:: Entries provided ::

━━━━━━━━━━

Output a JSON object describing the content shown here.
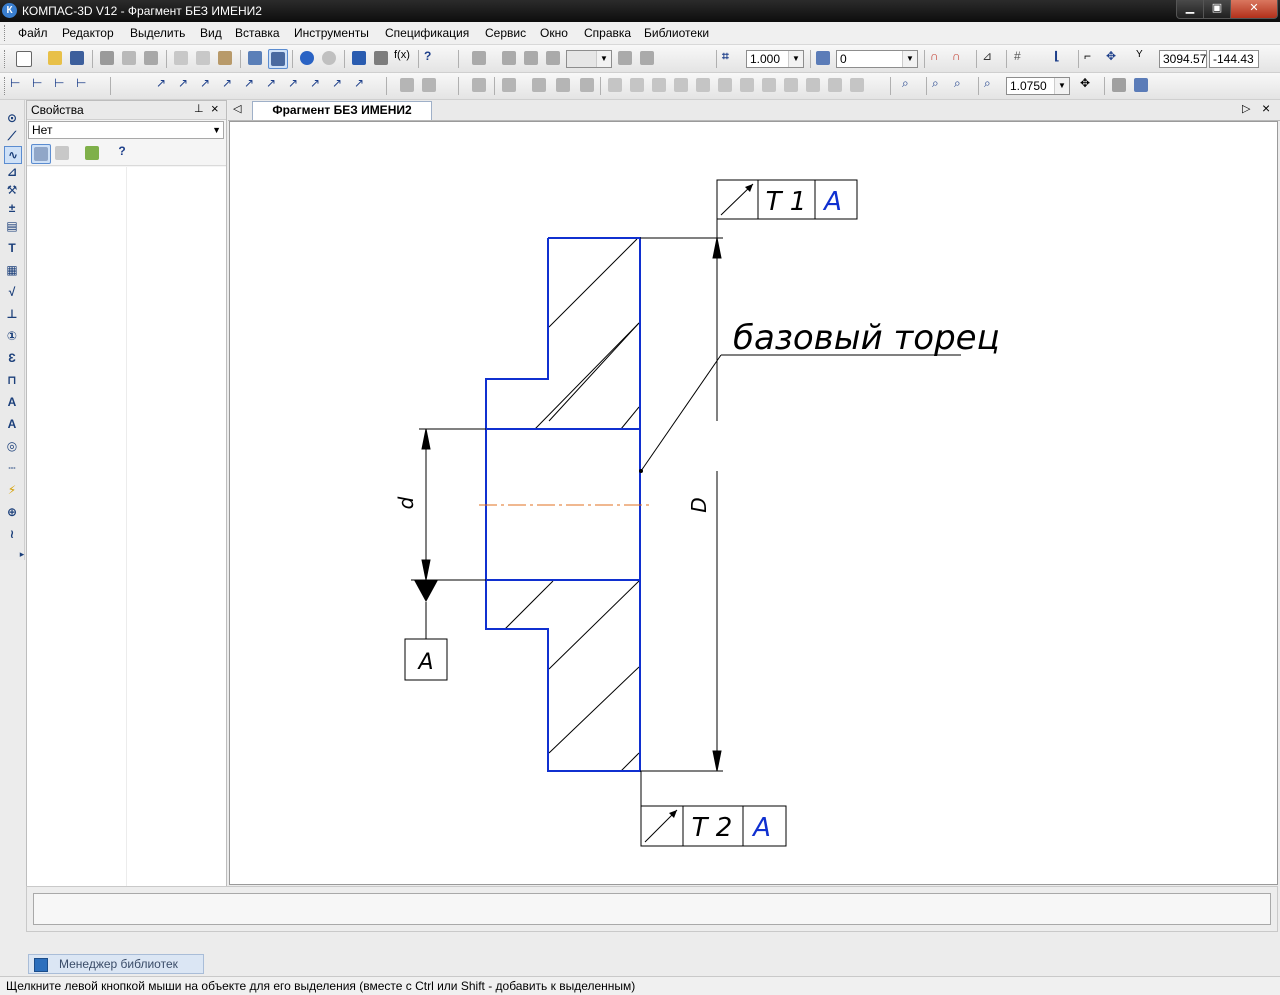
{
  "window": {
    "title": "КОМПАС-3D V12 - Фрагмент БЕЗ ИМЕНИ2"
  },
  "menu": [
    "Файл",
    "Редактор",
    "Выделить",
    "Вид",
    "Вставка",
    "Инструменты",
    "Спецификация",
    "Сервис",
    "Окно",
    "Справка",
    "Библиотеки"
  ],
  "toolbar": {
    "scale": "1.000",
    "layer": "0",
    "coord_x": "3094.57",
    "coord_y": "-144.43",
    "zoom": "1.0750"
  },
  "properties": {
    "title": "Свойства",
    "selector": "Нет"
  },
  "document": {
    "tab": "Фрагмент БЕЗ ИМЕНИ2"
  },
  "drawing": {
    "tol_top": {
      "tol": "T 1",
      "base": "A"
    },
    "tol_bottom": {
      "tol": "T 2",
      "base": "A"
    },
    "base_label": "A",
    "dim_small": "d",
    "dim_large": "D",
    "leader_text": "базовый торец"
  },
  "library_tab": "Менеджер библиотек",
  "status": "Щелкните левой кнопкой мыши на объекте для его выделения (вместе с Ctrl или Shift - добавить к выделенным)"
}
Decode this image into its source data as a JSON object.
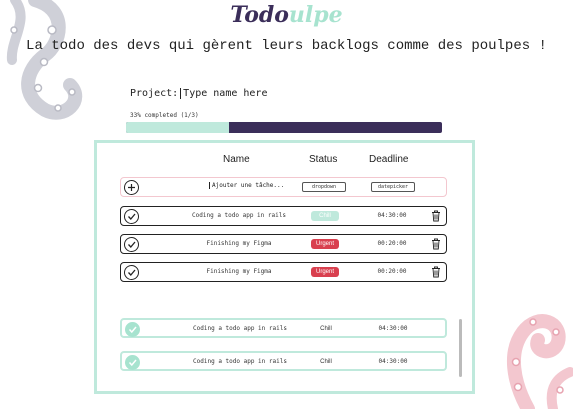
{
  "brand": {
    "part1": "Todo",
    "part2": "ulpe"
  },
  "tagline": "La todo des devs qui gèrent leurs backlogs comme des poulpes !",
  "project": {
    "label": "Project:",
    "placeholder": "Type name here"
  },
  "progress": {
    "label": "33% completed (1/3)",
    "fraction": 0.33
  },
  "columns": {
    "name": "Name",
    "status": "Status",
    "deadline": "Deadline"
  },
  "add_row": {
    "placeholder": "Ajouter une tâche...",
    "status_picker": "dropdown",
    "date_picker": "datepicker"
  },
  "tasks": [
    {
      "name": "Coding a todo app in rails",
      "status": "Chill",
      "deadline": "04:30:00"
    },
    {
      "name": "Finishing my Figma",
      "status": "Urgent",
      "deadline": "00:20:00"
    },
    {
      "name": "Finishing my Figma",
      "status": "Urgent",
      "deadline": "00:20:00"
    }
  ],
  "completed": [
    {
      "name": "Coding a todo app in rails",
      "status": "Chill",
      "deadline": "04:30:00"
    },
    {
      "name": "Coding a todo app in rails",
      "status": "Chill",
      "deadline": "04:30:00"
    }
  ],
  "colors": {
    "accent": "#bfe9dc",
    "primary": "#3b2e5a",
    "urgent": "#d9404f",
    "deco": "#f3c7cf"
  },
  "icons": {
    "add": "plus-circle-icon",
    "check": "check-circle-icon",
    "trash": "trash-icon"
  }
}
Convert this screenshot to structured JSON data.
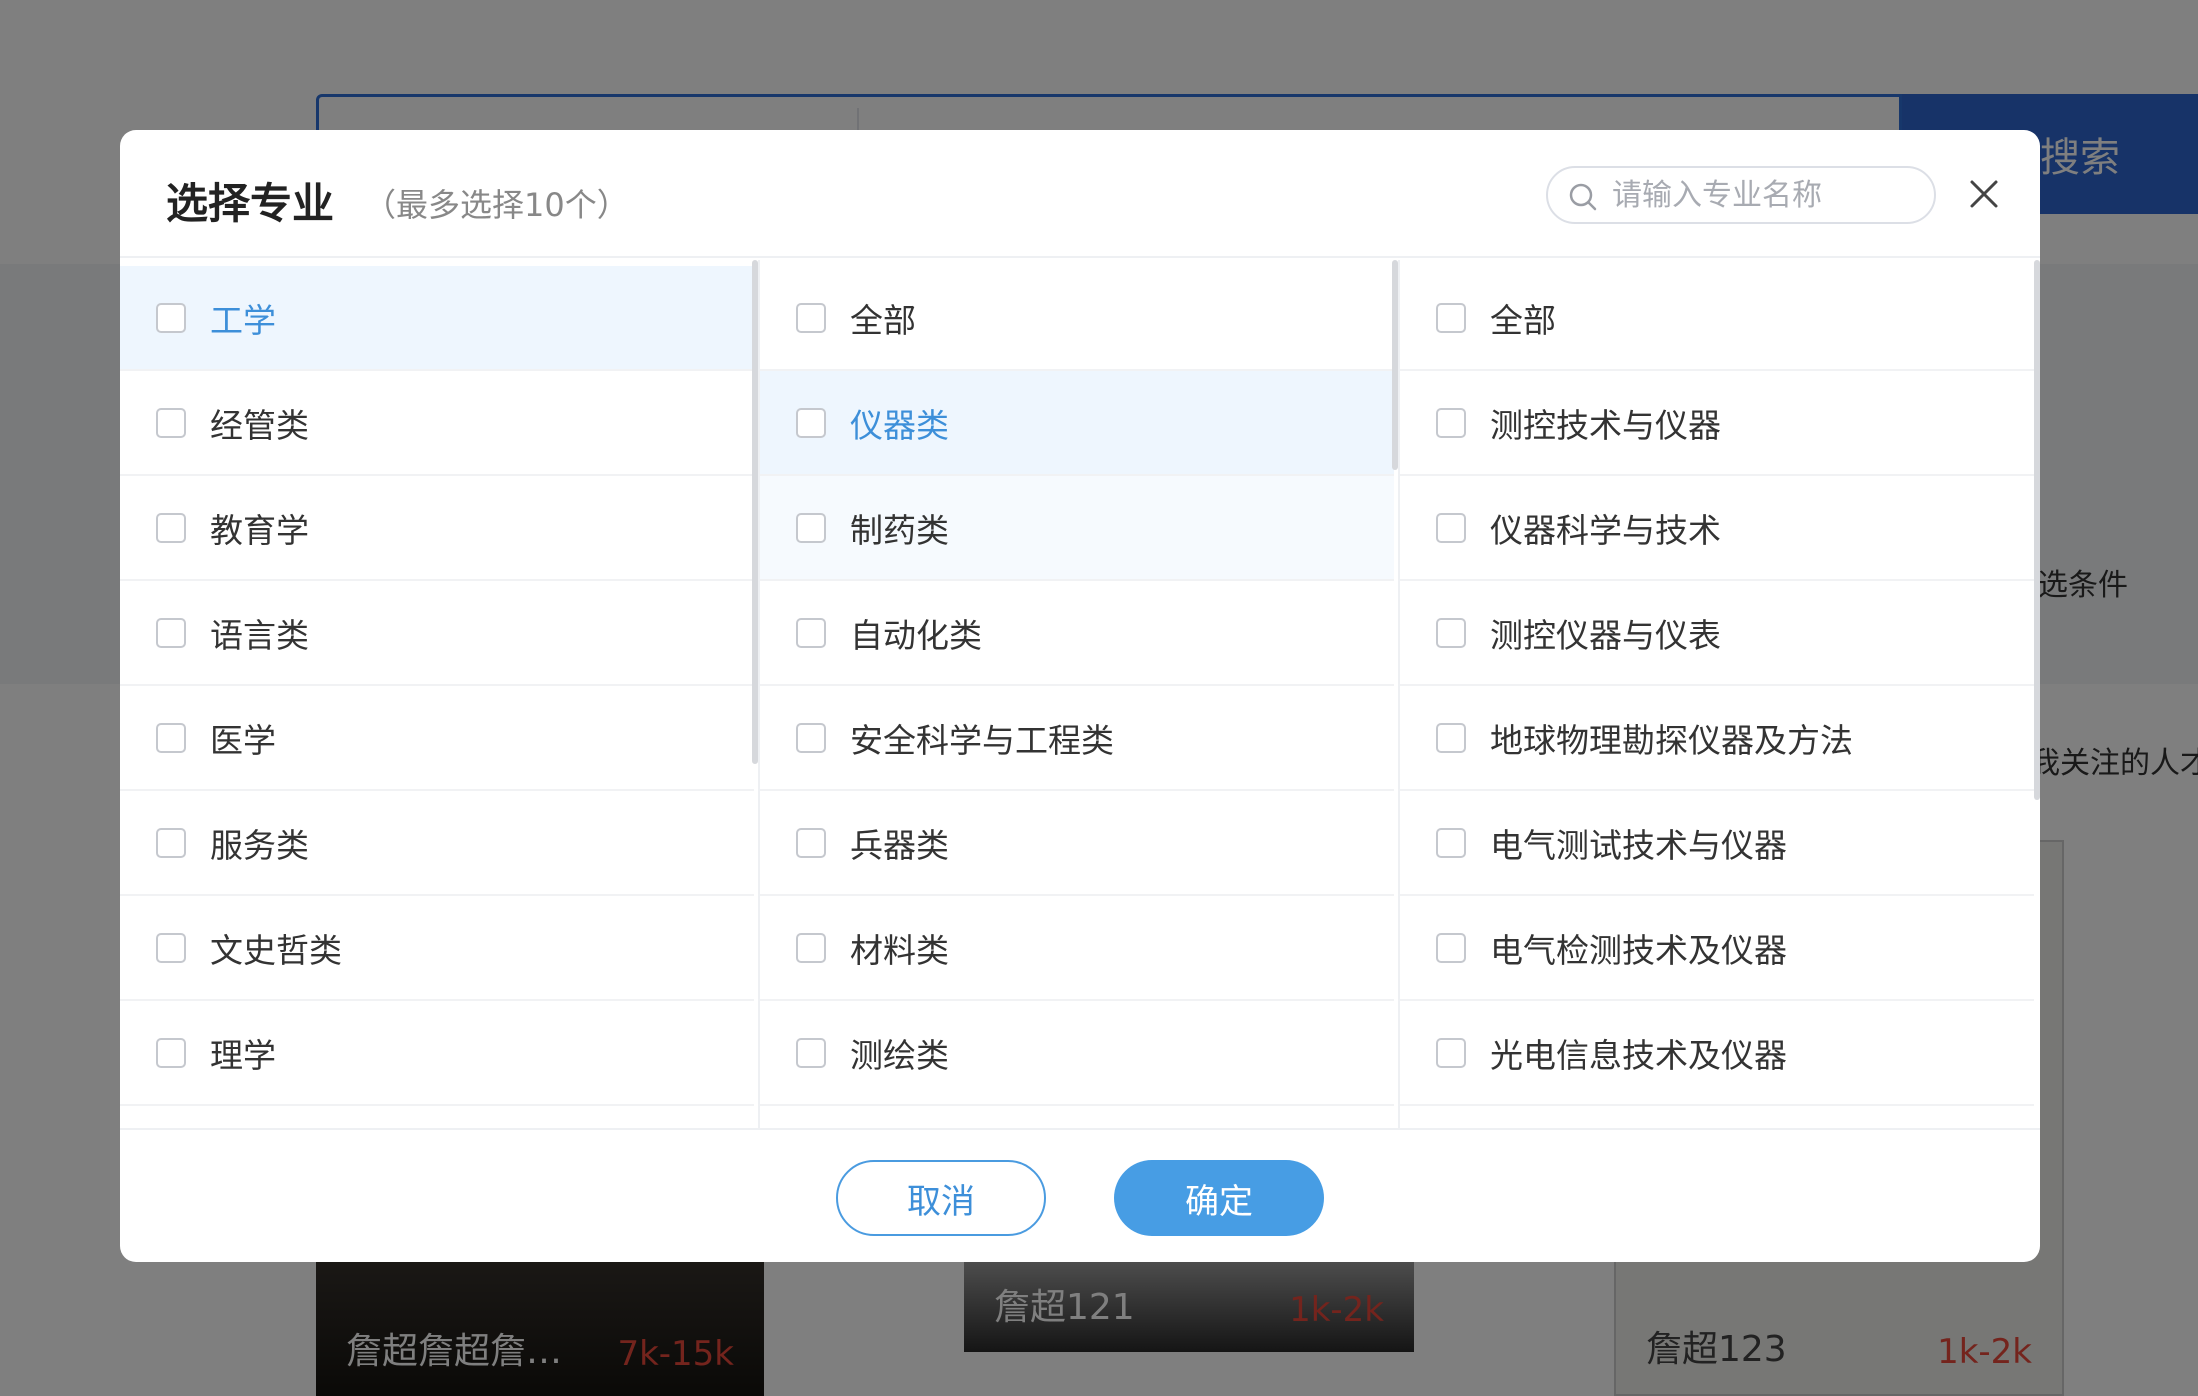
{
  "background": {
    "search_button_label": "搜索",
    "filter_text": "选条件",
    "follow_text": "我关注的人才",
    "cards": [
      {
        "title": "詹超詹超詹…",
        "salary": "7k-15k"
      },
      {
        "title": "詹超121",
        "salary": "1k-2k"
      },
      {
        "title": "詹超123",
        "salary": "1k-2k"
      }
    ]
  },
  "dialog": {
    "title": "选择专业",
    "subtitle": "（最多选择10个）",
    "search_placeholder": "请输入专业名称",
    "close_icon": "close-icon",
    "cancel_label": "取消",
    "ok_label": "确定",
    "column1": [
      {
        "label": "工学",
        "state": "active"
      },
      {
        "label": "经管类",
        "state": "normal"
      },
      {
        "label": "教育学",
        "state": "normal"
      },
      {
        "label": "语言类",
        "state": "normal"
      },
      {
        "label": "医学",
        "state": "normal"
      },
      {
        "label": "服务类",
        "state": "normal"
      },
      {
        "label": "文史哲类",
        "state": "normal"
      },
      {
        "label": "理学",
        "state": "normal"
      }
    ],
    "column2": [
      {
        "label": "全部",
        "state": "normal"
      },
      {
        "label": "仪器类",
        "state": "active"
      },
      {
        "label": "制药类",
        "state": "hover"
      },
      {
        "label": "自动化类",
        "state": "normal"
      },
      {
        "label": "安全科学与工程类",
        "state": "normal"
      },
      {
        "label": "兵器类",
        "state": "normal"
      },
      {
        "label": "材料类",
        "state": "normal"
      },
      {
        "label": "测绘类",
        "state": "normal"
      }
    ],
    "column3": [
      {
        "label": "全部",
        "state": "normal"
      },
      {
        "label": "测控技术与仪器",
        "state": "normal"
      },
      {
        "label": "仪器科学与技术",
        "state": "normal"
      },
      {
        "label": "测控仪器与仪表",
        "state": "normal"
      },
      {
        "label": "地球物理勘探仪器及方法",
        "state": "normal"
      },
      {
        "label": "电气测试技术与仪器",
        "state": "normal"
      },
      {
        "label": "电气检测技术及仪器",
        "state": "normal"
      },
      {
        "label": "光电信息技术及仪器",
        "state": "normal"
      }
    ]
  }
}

━━━━━━━━━━

:: The exercise ::
Write out the data precisely as given, excluding the pictures.

:: Result for this task ::
Output a JSON object describing the content shown here.
{
  "window": {
    "title": "КОМПАС-3D V12 - Фрагмент БЕЗ ИМЕНИ2"
  },
  "menu": [
    "Файл",
    "Редактор",
    "Выделить",
    "Вид",
    "Вставка",
    "Инструменты",
    "Спецификация",
    "Сервис",
    "Окно",
    "Справка",
    "Библиотеки"
  ],
  "toolbar": {
    "scale": "1.000",
    "layer": "0",
    "coord_x": "3094.57",
    "coord_y": "-144.43",
    "zoom": "1.0750"
  },
  "properties": {
    "title": "Свойства",
    "selector": "Нет"
  },
  "document": {
    "tab": "Фрагмент БЕЗ ИМЕНИ2"
  },
  "drawing": {
    "tol_top": {
      "tol": "T 1",
      "base": "A"
    },
    "tol_bottom": {
      "tol": "T 2",
      "base": "A"
    },
    "base_label": "A",
    "dim_small": "d",
    "dim_large": "D",
    "leader_text": "базовый торец"
  },
  "library_tab": "Менеджер библиотек",
  "status": "Щелкните левой кнопкой мыши на объекте для его выделения (вместе с Ctrl или Shift - добавить к выделенным)"
}
Decode this image into its source data as a JSON object.
{
  "brand": {
    "part1": "Todo",
    "part2": "ulpe"
  },
  "tagline": "La todo des devs qui gèrent leurs backlogs comme des poulpes !",
  "project": {
    "label": "Project:",
    "placeholder": "Type name here"
  },
  "progress": {
    "label": "33% completed (1/3)",
    "fraction": 0.33
  },
  "columns": {
    "name": "Name",
    "status": "Status",
    "deadline": "Deadline"
  },
  "add_row": {
    "placeholder": "Ajouter une tâche...",
    "status_picker": "dropdown",
    "date_picker": "datepicker"
  },
  "tasks": [
    {
      "name": "Coding a todo app in rails",
      "status": "Chill",
      "deadline": "04:30:00"
    },
    {
      "name": "Finishing my Figma",
      "status": "Urgent",
      "deadline": "00:20:00"
    },
    {
      "name": "Finishing my Figma",
      "status": "Urgent",
      "deadline": "00:20:00"
    }
  ],
  "completed": [
    {
      "name": "Coding a todo app in rails",
      "status": "Chill",
      "deadline": "04:30:00"
    },
    {
      "name": "Coding a todo app in rails",
      "status": "Chill",
      "deadline": "04:30:00"
    }
  ],
  "colors": {
    "accent": "#bfe9dc",
    "primary": "#3b2e5a",
    "urgent": "#d9404f",
    "deco": "#f3c7cf"
  },
  "icons": {
    "add": "plus-circle-icon",
    "check": "check-circle-icon",
    "trash": "trash-icon"
  }
}
Convert this screenshot to structured JSON data.
{
  "background": {
    "search_button_label": "搜索",
    "filter_text": "选条件",
    "follow_text": "我关注的人才",
    "cards": [
      {
        "title": "詹超詹超詹…",
        "salary": "7k-15k"
      },
      {
        "title": "詹超121",
        "salary": "1k-2k"
      },
      {
        "title": "詹超123",
        "salary": "1k-2k"
      }
    ]
  },
  "dialog": {
    "title": "选择专业",
    "subtitle": "（最多选择10个）",
    "search_placeholder": "请输入专业名称",
    "close_icon": "close-icon",
    "cancel_label": "取消",
    "ok_label": "确定",
    "column1": [
      {
        "label": "工学",
        "state": "active"
      },
      {
        "label": "经管类",
        "state": "normal"
      },
      {
        "label": "教育学",
        "state": "normal"
      },
      {
        "label": "语言类",
        "state": "normal"
      },
      {
        "label": "医学",
        "state": "normal"
      },
      {
        "label": "服务类",
        "state": "normal"
      },
      {
        "label": "文史哲类",
        "state": "normal"
      },
      {
        "label": "理学",
        "state": "normal"
      }
    ],
    "column2": [
      {
        "label": "全部",
        "state": "normal"
      },
      {
        "label": "仪器类",
        "state": "active"
      },
      {
        "label": "制药类",
        "state": "hover"
      },
      {
        "label": "自动化类",
        "state": "normal"
      },
      {
        "label": "安全科学与工程类",
        "state": "normal"
      },
      {
        "label": "兵器类",
        "state": "normal"
      },
      {
        "label": "材料类",
        "state": "normal"
      },
      {
        "label": "测绘类",
        "state": "normal"
      }
    ],
    "column3": [
      {
        "label": "全部",
        "state": "normal"
      },
      {
        "label": "测控技术与仪器",
        "state": "normal"
      },
      {
        "label": "仪器科学与技术",
        "state": "normal"
      },
      {
        "label": "测控仪器与仪表",
        "state": "normal"
      },
      {
        "label": "地球物理勘探仪器及方法",
        "state": "normal"
      },
      {
        "label": "电气测试技术与仪器",
        "state": "normal"
      },
      {
        "label": "电气检测技术及仪器",
        "state": "normal"
      },
      {
        "label": "光电信息技术及仪器",
        "state": "normal"
      }
    ]
  }
}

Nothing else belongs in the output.